| Work to be completed |
Determine how many lines of this material contain "again". Give only the number.
◆ ◆ ◆ ◆
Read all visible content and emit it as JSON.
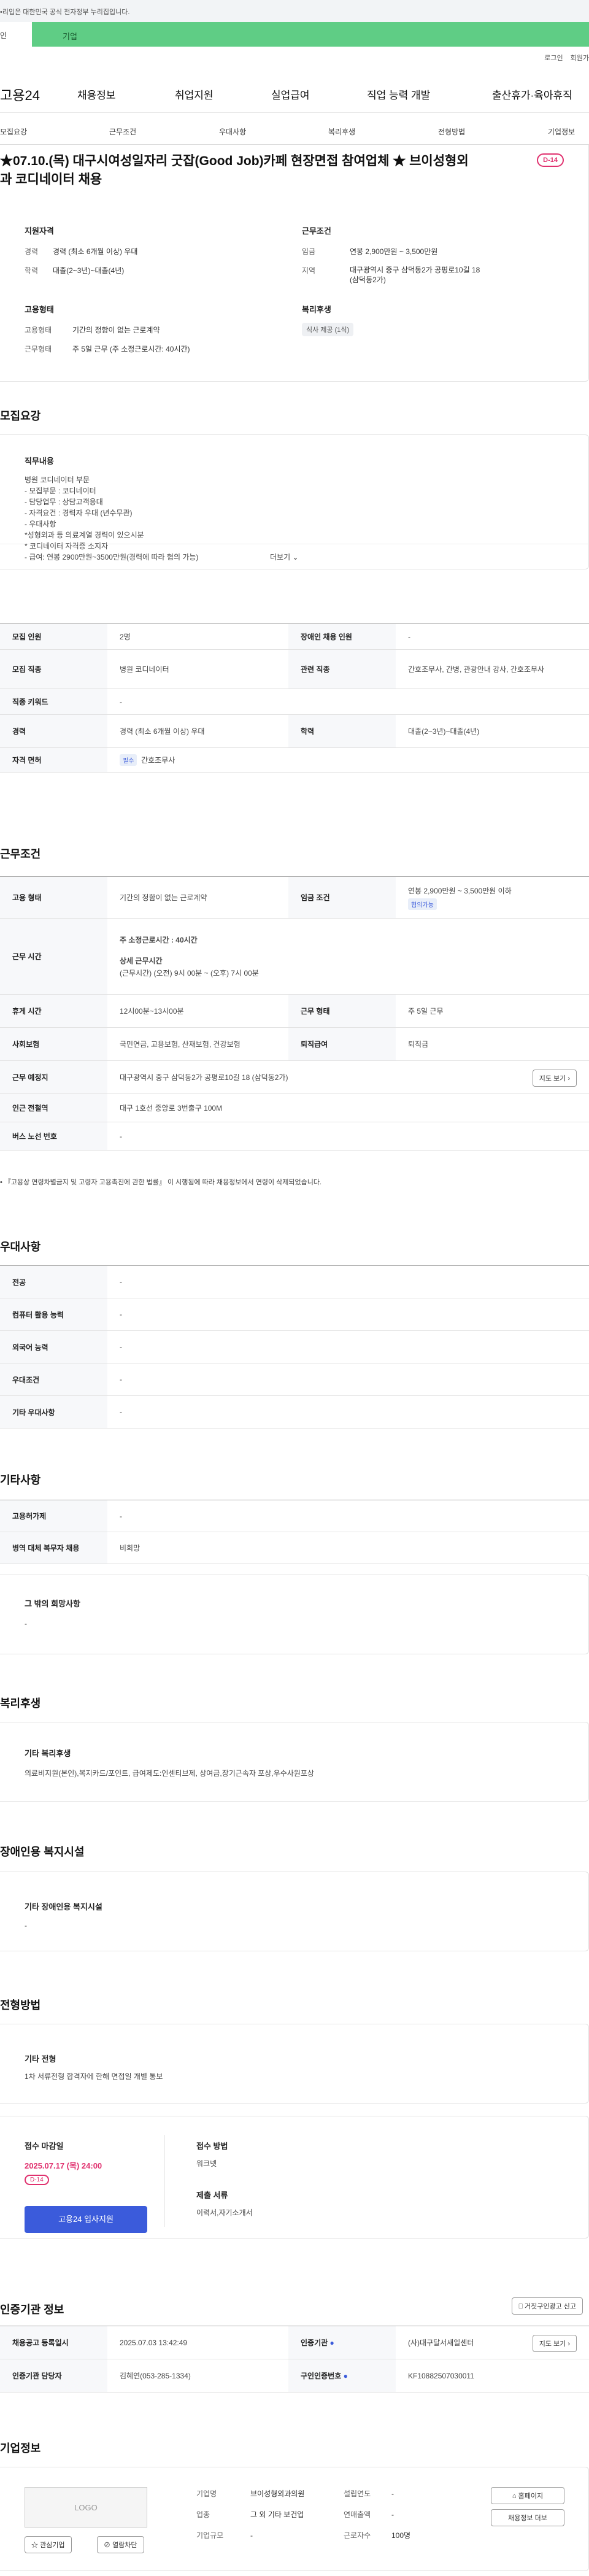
{
  "gov_notice": "•리입은 대한민국 공식 전자정부 누리집입니다.",
  "tabs": {
    "person": "인",
    "company": "기업"
  },
  "util": {
    "login": "로그인",
    "join": "회원가"
  },
  "gnb": {
    "logo": "고용24",
    "items": [
      "채용정보",
      "취업지원",
      "실업급여",
      "직업 능력 개발",
      "출산휴가·육아휴직"
    ]
  },
  "subnav": [
    "모집요강",
    "근무조건",
    "우대사항",
    "복리후생",
    "전형방법",
    "기업정보"
  ],
  "hero": {
    "title": "★07.10.(목) 대구시여성일자리 굿잡(Good Job)카페 현장면접 참여업체 ★ 브이성형외과 코디네이터 채용",
    "dday": "D-14",
    "qual_title": "지원자격",
    "cond_title": "근무조건",
    "exp_label": "경력",
    "exp_value": "경력 (최소 6개월 이상) 우대",
    "edu_label": "학력",
    "edu_value": "대졸(2~3년)~대졸(4년)",
    "pay_label": "임금",
    "pay_value": "연봉 2,900만원 ~ 3,500만원",
    "loc_label": "지역",
    "loc_value": "대구광역시 중구 삼덕동2가 공평로10길 18 (삼덕동2가)",
    "emp_title": "고용형태",
    "welfare_title": "복리후생",
    "type_label": "고용형태",
    "type_value": "기간의 정함이 없는 근로계약",
    "hours_label": "근무형태",
    "hours_value": "주 5일 근무 (주 소정근로시간: 40시간)",
    "meal_tag": "식사 제공 (1식)"
  },
  "sections": {
    "recruit": "모집요강",
    "conditions": "근무조건",
    "preference": "우대사항",
    "etc": "기타사항",
    "welfare": "복리후생",
    "disabled": "장애인용 복지시설",
    "selection": "전형방법",
    "cert": "인증기관 정보",
    "company": "기업정보"
  },
  "duty": {
    "title": "직무내용",
    "lines": [
      "병원 코디네이터 부문",
      "- 모집부문 : 코디네이터",
      "- 담당업무 : 상담고객응대",
      "- 자격요건 :  경력자 우대 (년수무관)",
      "- 우대사항",
      "  *성형외과 등 의료계열 경력이 있으시분",
      "  * 코디네이터 자격증 소지자",
      "- 급여: 연봉 2900만원~3500만원(경력에 따라 협의 가능)"
    ],
    "more": "더보기"
  },
  "recruit_table": [
    {
      "k1": "모집 인원",
      "v1": "2명",
      "k2": "장애인 채용 인원",
      "v2": "-"
    },
    {
      "k1": "모집 직종",
      "v1": "병원 코디네이터",
      "k2": "관련 직종",
      "v2": "간호조무사, 간병, 관광안내 강사, 간호조무사"
    },
    {
      "k1": "직종 키워드",
      "v1": "-"
    },
    {
      "k1": "경력",
      "v1": "경력 (최소 6개월 이상) 우대",
      "k2": "학력",
      "v2": "대졸(2~3년)~대졸(4년)"
    },
    {
      "k1": "자격 면허",
      "v1": "간호조무사",
      "tag": "필수"
    }
  ],
  "cond_table": {
    "r1": {
      "k1": "고용 형태",
      "v1": "기간의 정함이 없는 근로계약",
      "k2": "임금 조건",
      "v2": "연봉 2,900만원 ~ 3,500만원 이하",
      "v2tag": "협의가능"
    },
    "r2": {
      "k": "근무 시간",
      "weekly": "주 소정근로시간 : 40시간",
      "detail_title": "상세 근무시간",
      "detail": "(근무시간) (오전) 9시 00분 ~ (오후) 7시 00분"
    },
    "r3": {
      "k1": "휴게 시간",
      "v1": "12시00분~13시00분",
      "k2": "근무 형태",
      "v2": "주 5일 근무"
    },
    "r4": {
      "k1": "사회보험",
      "v1": "국민연금, 고용보험, 산재보험, 건강보험",
      "k2": "퇴직급여",
      "v2": "퇴직금"
    },
    "r5": {
      "k": "근무 예정지",
      "v": "대구광역시 중구 삼덕동2가 공평로10길 18 (삼덕동2가)",
      "btn": "지도 보기"
    },
    "r6": {
      "k": "인근 전철역",
      "v": "대구 1호선 중앙로 3번출구 100M"
    },
    "r7": {
      "k": "버스 노선 번호",
      "v": "-"
    },
    "note": "• 『고용상 연령차별금지 및 고령자 고용촉진에 관한 법률』 이 시행됨에 따라 채용정보에서 연령이 삭제되었습니다."
  },
  "pref_table": [
    {
      "k": "전공",
      "v": "-"
    },
    {
      "k": "컴퓨터 활용 능력",
      "v": "-"
    },
    {
      "k": "외국어 능력",
      "v": "-"
    },
    {
      "k": "우대조건",
      "v": "-"
    },
    {
      "k": "기타 우대사항",
      "v": "-"
    }
  ],
  "etc_table": [
    {
      "k": "고용허가제",
      "v": "-"
    },
    {
      "k": "병역 대체 복무자 채용",
      "v": "비희망"
    }
  ],
  "etc_box": {
    "title": "그 밖의 희망사항",
    "value": "-"
  },
  "welfare_box": {
    "title": "기타 복리후생",
    "value": "의료비지원(본인),복지카드/포인트, 급여제도:인센티브제, 상여금,장기근속자 포상,우수사원포상"
  },
  "disabled_box": {
    "title": "기타 장애인용 복지시설",
    "value": "-"
  },
  "sel_box": {
    "title": "기타 전형",
    "value": "1차 서류전형 합격자에 한해 면접일 개별 통보"
  },
  "deadline": {
    "title": "접수 마감일",
    "date": "2025.07.17 (목) 24:00",
    "dday": "D-14",
    "apply": "고용24 입사지원",
    "method_title": "접수 방법",
    "method": "워크넷",
    "docs_title": "제출 서류",
    "docs": "이력서,자기소개서"
  },
  "cert": {
    "btn": "거짓구인광고 신고",
    "r1": {
      "k1": "채용공고 등록일시",
      "v1": "2025.07.03 13:42:49",
      "k2": "인증기관",
      "v2": "(사)대구달서새일센터",
      "btn": "지도 보기"
    },
    "r2": {
      "k1": "인증기관 담당자",
      "v1": "김혜연(053-285-1334)",
      "k2": "구인인증번호",
      "v2": "KF10882507030011"
    }
  },
  "company": {
    "logo": "LOGO",
    "fav": "관심기업",
    "block": "열람차단",
    "name_k": "기업명",
    "name_v": "브이성형외과의원",
    "est_k": "설립연도",
    "est_v": "-",
    "ind_k": "업종",
    "ind_v": "그 외 기타 보건업",
    "sales_k": "연매출액",
    "sales_v": "-",
    "size_k": "기업규모",
    "size_v": "-",
    "emp_k": "근로자수",
    "emp_v": "100명",
    "home": "홈페이지",
    "more": "채용정보 더보"
  }
}
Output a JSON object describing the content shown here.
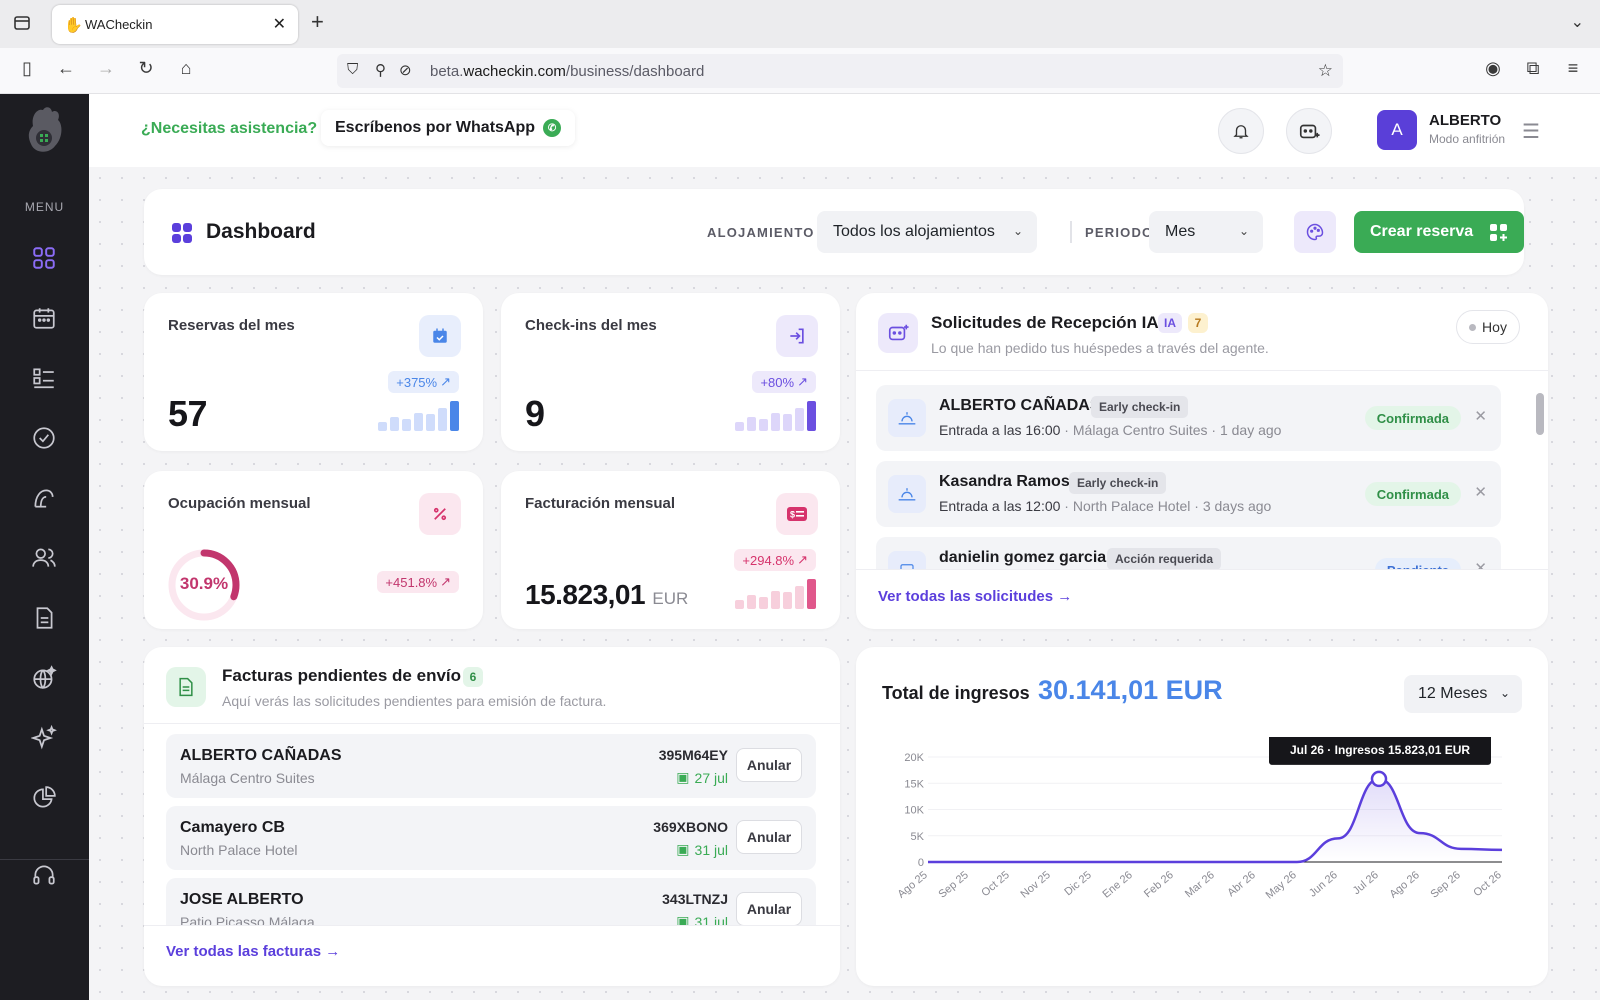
{
  "browser": {
    "tab_title": "WACheckin",
    "url_prefix": "beta.",
    "url_domain": "wacheckin.com",
    "url_path": "/business/dashboard"
  },
  "sidebar": {
    "menu_label": "MENU",
    "items": [
      {
        "icon": "grid-icon",
        "active": true
      },
      {
        "icon": "calendar-icon"
      },
      {
        "icon": "list-icon"
      },
      {
        "icon": "check-circle-icon"
      },
      {
        "icon": "reception-icon"
      },
      {
        "icon": "users-icon"
      },
      {
        "icon": "document-icon"
      },
      {
        "icon": "ai-globe-icon"
      },
      {
        "icon": "sparkles-icon"
      },
      {
        "icon": "pie-chart-icon"
      },
      {
        "icon": "headset-icon"
      }
    ]
  },
  "header": {
    "help_question": "¿Necesitas asistencia?",
    "help_cta": "Escríbenos por WhatsApp",
    "user_initial": "A",
    "user_name": "ALBERTO",
    "user_mode": "Modo anfitrión"
  },
  "dashboard": {
    "title": "Dashboard",
    "accommodation_label": "ALOJAMIENTO",
    "accommodation_value": "Todos los alojamientos",
    "period_label": "PERIODO",
    "period_value": "Mes",
    "create_label": "Crear reserva"
  },
  "kpis": {
    "reservas": {
      "label": "Reservas del mes",
      "value": "57",
      "trend": "+375%",
      "bars": [
        0.3,
        0.45,
        0.4,
        0.6,
        0.55,
        0.75,
        1.0
      ]
    },
    "checkins": {
      "label": "Check-ins del mes",
      "value": "9",
      "trend": "+80%",
      "bars": [
        0.3,
        0.45,
        0.4,
        0.6,
        0.55,
        0.75,
        1.0
      ]
    },
    "ocupacion": {
      "label": "Ocupación mensual",
      "value": "30.9%",
      "fraction": 0.309,
      "trend": "+451.8%"
    },
    "facturacion": {
      "label": "Facturación mensual",
      "value": "15.823,01",
      "unit": "EUR",
      "trend": "+294.8%",
      "bars": [
        0.3,
        0.45,
        0.4,
        0.6,
        0.55,
        0.75,
        1.0
      ]
    }
  },
  "requests": {
    "title": "Solicitudes de Recepción IA",
    "ia_badge": "IA",
    "count": "7",
    "subtitle": "Lo que han pedido tus huéspedes a través del agente.",
    "today_label": "Hoy",
    "items": [
      {
        "name": "ALBERTO CAÑADAS",
        "tag": "Early check-in",
        "time": "Entrada a las 16:00",
        "place": "Málaga Centro Suites",
        "ago": "1 day ago",
        "status": "Confirmada"
      },
      {
        "name": "Kasandra Ramos",
        "tag": "Early check-in",
        "time": "Entrada a las 12:00",
        "place": "North Palace Hotel",
        "ago": "3 days ago",
        "status": "Confirmada"
      },
      {
        "name": "danielin gomez garcia",
        "tag": "Acción requerida",
        "time": "",
        "place": "",
        "ago": "",
        "status": "Pendiente"
      }
    ],
    "view_all": "Ver todas las solicitudes"
  },
  "invoices": {
    "title": "Facturas pendientes de envío",
    "count": "6",
    "subtitle": "Aquí verás las solicitudes pendientes para emisión de factura.",
    "items": [
      {
        "name": "ALBERTO CAÑADAS",
        "place": "Málaga Centro Suites",
        "code": "395M64EY",
        "date": "27 jul",
        "action": "Anular"
      },
      {
        "name": "Camayero CB",
        "place": "North Palace Hotel",
        "code": "369XBONO",
        "date": "31 jul",
        "action": "Anular"
      },
      {
        "name": "JOSE ALBERTO",
        "place": "Patio Picasso Málaga",
        "code": "343LTNZJ",
        "date": "31 jul",
        "action": "Anular"
      }
    ],
    "view_all": "Ver todas las facturas"
  },
  "income": {
    "title": "Total de ingresos",
    "total": "30.141,01 EUR",
    "range": "12 Meses",
    "tooltip": "Jul 26 · Ingresos 15.823,01 EUR"
  },
  "chart_data": {
    "type": "area",
    "x": [
      "Ago 25",
      "Sep 25",
      "Oct 25",
      "Nov 25",
      "Dic 25",
      "Ene 26",
      "Feb 26",
      "Mar 26",
      "Abr 26",
      "May 26",
      "Jun 26",
      "Jul 26",
      "Ago 26",
      "Sep 26",
      "Oct 26"
    ],
    "values": [
      0,
      0,
      0,
      0,
      0,
      0,
      0,
      0,
      0,
      0,
      4500,
      15823.01,
      5500,
      2500,
      2300
    ],
    "yticks": [
      "0",
      "5K",
      "10K",
      "15K",
      "20K"
    ],
    "ylim": [
      0,
      20000
    ],
    "highlight_index": 11,
    "color": "#5b3fdc"
  },
  "colors": {
    "brand_purple": "#5b3fdc",
    "brand_green": "#3aab55",
    "accent_blue": "#4a86e8",
    "accent_pink": "#d6336c"
  }
}
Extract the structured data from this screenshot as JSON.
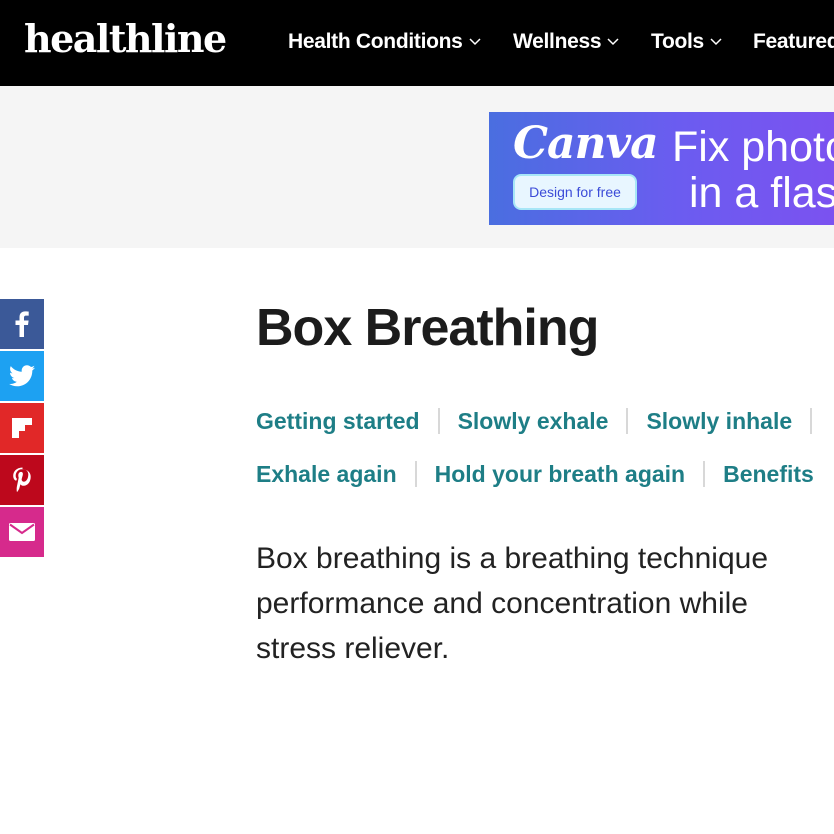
{
  "header": {
    "logo": "healthline",
    "nav": [
      {
        "label": "Health Conditions"
      },
      {
        "label": "Wellness"
      },
      {
        "label": "Tools"
      },
      {
        "label": "Featured"
      }
    ]
  },
  "ad": {
    "brand": "Canva",
    "cta": "Design for free",
    "headline_line1": "Fix photo",
    "headline_line2": "in a flash"
  },
  "share": [
    {
      "icon": "facebook-icon",
      "color": "#3b5998"
    },
    {
      "icon": "twitter-icon",
      "color": "#1da1f2"
    },
    {
      "icon": "flipboard-icon",
      "color": "#e12828"
    },
    {
      "icon": "pinterest-icon",
      "color": "#bd081c"
    },
    {
      "icon": "email-icon",
      "color": "#d62a8c"
    }
  ],
  "article": {
    "title": "Box Breathing",
    "toc_row1": [
      "Getting started",
      "Slowly exhale",
      "Slowly inhale"
    ],
    "toc_row2": [
      "Exhale again",
      "Hold your breath again",
      "Benefits"
    ],
    "intro_lines": [
      "Box breathing is a breathing technique",
      "performance and concentration while",
      "stress reliever."
    ]
  },
  "colors": {
    "nav_bg": "#000000",
    "toc_link": "#1e7e86",
    "ad_band": "#f5f5f5"
  }
}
◆ ◆ ◆ ◆
| Solution to this exercise |
2